* [Instructions to follow] Please restate the following records word for word.

┌─ Input

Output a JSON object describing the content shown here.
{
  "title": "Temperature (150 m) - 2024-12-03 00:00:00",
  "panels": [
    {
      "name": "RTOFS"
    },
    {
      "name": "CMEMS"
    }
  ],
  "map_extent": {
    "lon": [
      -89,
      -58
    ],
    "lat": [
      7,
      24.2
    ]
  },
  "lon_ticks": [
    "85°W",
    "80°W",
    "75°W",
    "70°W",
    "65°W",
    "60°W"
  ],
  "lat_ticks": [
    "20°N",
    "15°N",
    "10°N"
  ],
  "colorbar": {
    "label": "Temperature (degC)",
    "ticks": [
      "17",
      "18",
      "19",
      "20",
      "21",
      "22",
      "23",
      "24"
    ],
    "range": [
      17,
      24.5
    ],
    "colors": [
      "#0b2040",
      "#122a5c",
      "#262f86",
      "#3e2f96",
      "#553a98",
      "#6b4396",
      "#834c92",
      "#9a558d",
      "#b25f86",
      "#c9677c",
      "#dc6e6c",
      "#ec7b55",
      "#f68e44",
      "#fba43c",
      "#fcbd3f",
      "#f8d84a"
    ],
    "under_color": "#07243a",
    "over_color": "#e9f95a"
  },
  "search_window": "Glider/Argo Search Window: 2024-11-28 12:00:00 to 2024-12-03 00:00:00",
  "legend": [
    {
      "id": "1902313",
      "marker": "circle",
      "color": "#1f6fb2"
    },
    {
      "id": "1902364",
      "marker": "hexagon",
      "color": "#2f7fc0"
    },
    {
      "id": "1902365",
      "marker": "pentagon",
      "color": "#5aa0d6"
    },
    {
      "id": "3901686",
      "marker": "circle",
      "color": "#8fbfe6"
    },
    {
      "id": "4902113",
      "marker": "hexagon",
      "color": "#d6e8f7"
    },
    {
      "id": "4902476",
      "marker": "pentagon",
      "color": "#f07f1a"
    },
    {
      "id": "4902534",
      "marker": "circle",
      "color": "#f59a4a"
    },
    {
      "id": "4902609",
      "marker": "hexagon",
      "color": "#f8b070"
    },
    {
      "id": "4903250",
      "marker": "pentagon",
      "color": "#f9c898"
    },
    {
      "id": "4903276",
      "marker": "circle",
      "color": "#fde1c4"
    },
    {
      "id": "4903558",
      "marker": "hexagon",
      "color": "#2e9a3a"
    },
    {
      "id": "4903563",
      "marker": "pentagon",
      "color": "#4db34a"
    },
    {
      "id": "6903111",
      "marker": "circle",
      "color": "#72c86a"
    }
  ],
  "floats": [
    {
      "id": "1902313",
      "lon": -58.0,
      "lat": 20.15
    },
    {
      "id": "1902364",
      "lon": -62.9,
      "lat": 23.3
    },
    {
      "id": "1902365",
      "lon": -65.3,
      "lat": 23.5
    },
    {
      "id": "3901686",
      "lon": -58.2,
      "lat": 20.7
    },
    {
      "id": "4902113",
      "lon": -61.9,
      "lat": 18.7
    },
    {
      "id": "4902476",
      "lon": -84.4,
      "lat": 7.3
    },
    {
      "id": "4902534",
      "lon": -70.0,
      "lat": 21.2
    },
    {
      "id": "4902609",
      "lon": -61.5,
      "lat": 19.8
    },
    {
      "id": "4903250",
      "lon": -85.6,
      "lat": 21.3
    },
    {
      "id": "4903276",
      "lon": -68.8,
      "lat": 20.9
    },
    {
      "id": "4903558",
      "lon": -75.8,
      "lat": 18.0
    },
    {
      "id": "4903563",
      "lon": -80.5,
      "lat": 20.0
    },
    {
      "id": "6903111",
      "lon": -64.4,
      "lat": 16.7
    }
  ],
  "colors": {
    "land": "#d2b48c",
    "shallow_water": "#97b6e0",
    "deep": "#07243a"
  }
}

└─

* [Answer to this task]
Output a JSON object describing the content shown here.
{
  "title": "Temperature (150 m) - 2024-12-03 00:00:00",
  "panels": [
    {
      "name": "RTOFS"
    },
    {
      "name": "CMEMS"
    }
  ],
  "map_extent": {
    "lon": [
      -89,
      -58
    ],
    "lat": [
      7,
      24.2
    ]
  },
  "lon_ticks": [
    "85°W",
    "80°W",
    "75°W",
    "70°W",
    "65°W",
    "60°W"
  ],
  "lat_ticks": [
    "20°N",
    "15°N",
    "10°N"
  ],
  "colorbar": {
    "label": "Temperature (degC)",
    "ticks": [
      "17",
      "18",
      "19",
      "20",
      "21",
      "22",
      "23",
      "24"
    ],
    "range": [
      17,
      24.5
    ],
    "colors": [
      "#0b2040",
      "#122a5c",
      "#262f86",
      "#3e2f96",
      "#553a98",
      "#6b4396",
      "#834c92",
      "#9a558d",
      "#b25f86",
      "#c9677c",
      "#dc6e6c",
      "#ec7b55",
      "#f68e44",
      "#fba43c",
      "#fcbd3f",
      "#f8d84a"
    ],
    "under_color": "#07243a",
    "over_color": "#e9f95a"
  },
  "search_window": "Glider/Argo Search Window: 2024-11-28 12:00:00 to 2024-12-03 00:00:00",
  "legend": [
    {
      "id": "1902313",
      "marker": "circle",
      "color": "#1f6fb2"
    },
    {
      "id": "1902364",
      "marker": "hexagon",
      "color": "#2f7fc0"
    },
    {
      "id": "1902365",
      "marker": "pentagon",
      "color": "#5aa0d6"
    },
    {
      "id": "3901686",
      "marker": "circle",
      "color": "#8fbfe6"
    },
    {
      "id": "4902113",
      "marker": "hexagon",
      "color": "#d6e8f7"
    },
    {
      "id": "4902476",
      "marker": "pentagon",
      "color": "#f07f1a"
    },
    {
      "id": "4902534",
      "marker": "circle",
      "color": "#f59a4a"
    },
    {
      "id": "4902609",
      "marker": "hexagon",
      "color": "#f8b070"
    },
    {
      "id": "4903250",
      "marker": "pentagon",
      "color": "#f9c898"
    },
    {
      "id": "4903276",
      "marker": "circle",
      "color": "#fde1c4"
    },
    {
      "id": "4903558",
      "marker": "hexagon",
      "color": "#2e9a3a"
    },
    {
      "id": "4903563",
      "marker": "pentagon",
      "color": "#4db34a"
    },
    {
      "id": "6903111",
      "marker": "circle",
      "color": "#72c86a"
    }
  ],
  "floats": [
    {
      "id": "1902313",
      "lon": -58.0,
      "lat": 20.15
    },
    {
      "id": "1902364",
      "lon": -62.9,
      "lat": 23.3
    },
    {
      "id": "1902365",
      "lon": -65.3,
      "lat": 23.5
    },
    {
      "id": "3901686",
      "lon": -58.2,
      "lat": 20.7
    },
    {
      "id": "4902113",
      "lon": -61.9,
      "lat": 18.7
    },
    {
      "id": "4902476",
      "lon": -84.4,
      "lat": 7.3
    },
    {
      "id": "4902534",
      "lon": -70.0,
      "lat": 21.2
    },
    {
      "id": "4902609",
      "lon": -61.5,
      "lat": 19.8
    },
    {
      "id": "4903250",
      "lon": -85.6,
      "lat": 21.3
    },
    {
      "id": "4903276",
      "lon": -68.8,
      "lat": 20.9
    },
    {
      "id": "4903558",
      "lon": -75.8,
      "lat": 18.0
    },
    {
      "id": "4903563",
      "lon": -80.5,
      "lat": 20.0
    },
    {
      "id": "6903111",
      "lon": -64.4,
      "lat": 16.7
    }
  ],
  "colors": {
    "land": "#d2b48c",
    "shallow_water": "#97b6e0",
    "deep": "#07243a"
  }
}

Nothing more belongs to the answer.